Data records:
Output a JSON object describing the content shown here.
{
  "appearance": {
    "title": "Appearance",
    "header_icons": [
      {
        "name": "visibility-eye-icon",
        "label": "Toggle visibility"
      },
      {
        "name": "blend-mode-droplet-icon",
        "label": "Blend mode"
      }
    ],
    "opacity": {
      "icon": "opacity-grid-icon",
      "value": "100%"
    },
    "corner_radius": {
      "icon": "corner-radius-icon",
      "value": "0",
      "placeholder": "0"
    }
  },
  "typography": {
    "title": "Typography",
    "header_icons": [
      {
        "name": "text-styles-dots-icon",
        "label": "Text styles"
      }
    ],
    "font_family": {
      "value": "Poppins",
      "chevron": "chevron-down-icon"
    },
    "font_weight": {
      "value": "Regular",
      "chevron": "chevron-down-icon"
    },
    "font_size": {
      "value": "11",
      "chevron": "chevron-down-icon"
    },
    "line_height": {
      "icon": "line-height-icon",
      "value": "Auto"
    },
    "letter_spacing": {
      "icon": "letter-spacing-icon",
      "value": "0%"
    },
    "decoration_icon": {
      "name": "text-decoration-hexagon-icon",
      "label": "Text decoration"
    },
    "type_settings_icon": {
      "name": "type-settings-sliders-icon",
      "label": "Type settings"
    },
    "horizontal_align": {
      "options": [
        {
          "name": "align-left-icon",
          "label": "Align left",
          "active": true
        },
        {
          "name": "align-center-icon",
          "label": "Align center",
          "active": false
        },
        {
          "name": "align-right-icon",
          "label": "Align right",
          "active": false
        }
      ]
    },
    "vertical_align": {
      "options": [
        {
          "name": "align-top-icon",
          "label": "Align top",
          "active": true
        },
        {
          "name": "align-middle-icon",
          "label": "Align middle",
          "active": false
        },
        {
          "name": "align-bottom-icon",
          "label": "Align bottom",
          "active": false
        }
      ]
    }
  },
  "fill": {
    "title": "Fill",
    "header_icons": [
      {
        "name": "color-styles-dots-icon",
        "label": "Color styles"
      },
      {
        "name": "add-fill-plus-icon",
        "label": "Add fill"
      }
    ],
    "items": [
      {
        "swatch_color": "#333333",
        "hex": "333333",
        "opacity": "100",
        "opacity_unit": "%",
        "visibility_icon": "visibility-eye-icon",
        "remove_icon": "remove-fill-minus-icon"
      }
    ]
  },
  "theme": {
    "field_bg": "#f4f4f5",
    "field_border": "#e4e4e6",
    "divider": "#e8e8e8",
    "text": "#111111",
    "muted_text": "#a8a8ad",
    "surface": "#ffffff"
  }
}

Given exercise:
Quote the listing in full, please, keeping every line exact.

Response to this task:
Output a JSON object describing the content shown here.
{
  "appearance": {
    "title": "Appearance",
    "header_icons": [
      {
        "name": "visibility-eye-icon",
        "label": "Toggle visibility"
      },
      {
        "name": "blend-mode-droplet-icon",
        "label": "Blend mode"
      }
    ],
    "opacity": {
      "icon": "opacity-grid-icon",
      "value": "100%"
    },
    "corner_radius": {
      "icon": "corner-radius-icon",
      "value": "0",
      "placeholder": "0"
    }
  },
  "typography": {
    "title": "Typography",
    "header_icons": [
      {
        "name": "text-styles-dots-icon",
        "label": "Text styles"
      }
    ],
    "font_family": {
      "value": "Poppins",
      "chevron": "chevron-down-icon"
    },
    "font_weight": {
      "value": "Regular",
      "chevron": "chevron-down-icon"
    },
    "font_size": {
      "value": "11",
      "chevron": "chevron-down-icon"
    },
    "line_height": {
      "icon": "line-height-icon",
      "value": "Auto"
    },
    "letter_spacing": {
      "icon": "letter-spacing-icon",
      "value": "0%"
    },
    "decoration_icon": {
      "name": "text-decoration-hexagon-icon",
      "label": "Text decoration"
    },
    "type_settings_icon": {
      "name": "type-settings-sliders-icon",
      "label": "Type settings"
    },
    "horizontal_align": {
      "options": [
        {
          "name": "align-left-icon",
          "label": "Align left",
          "active": true
        },
        {
          "name": "align-center-icon",
          "label": "Align center",
          "active": false
        },
        {
          "name": "align-right-icon",
          "label": "Align right",
          "active": false
        }
      ]
    },
    "vertical_align": {
      "options": [
        {
          "name": "align-top-icon",
          "label": "Align top",
          "active": true
        },
        {
          "name": "align-middle-icon",
          "label": "Align middle",
          "active": false
        },
        {
          "name": "align-bottom-icon",
          "label": "Align bottom",
          "active": false
        }
      ]
    }
  },
  "fill": {
    "title": "Fill",
    "header_icons": [
      {
        "name": "color-styles-dots-icon",
        "label": "Color styles"
      },
      {
        "name": "add-fill-plus-icon",
        "label": "Add fill"
      }
    ],
    "items": [
      {
        "swatch_color": "#333333",
        "hex": "333333",
        "opacity": "100",
        "opacity_unit": "%",
        "visibility_icon": "visibility-eye-icon",
        "remove_icon": "remove-fill-minus-icon"
      }
    ]
  },
  "theme": {
    "field_bg": "#f4f4f5",
    "field_border": "#e4e4e6",
    "divider": "#e8e8e8",
    "text": "#111111",
    "muted_text": "#a8a8ad",
    "surface": "#ffffff"
  }
}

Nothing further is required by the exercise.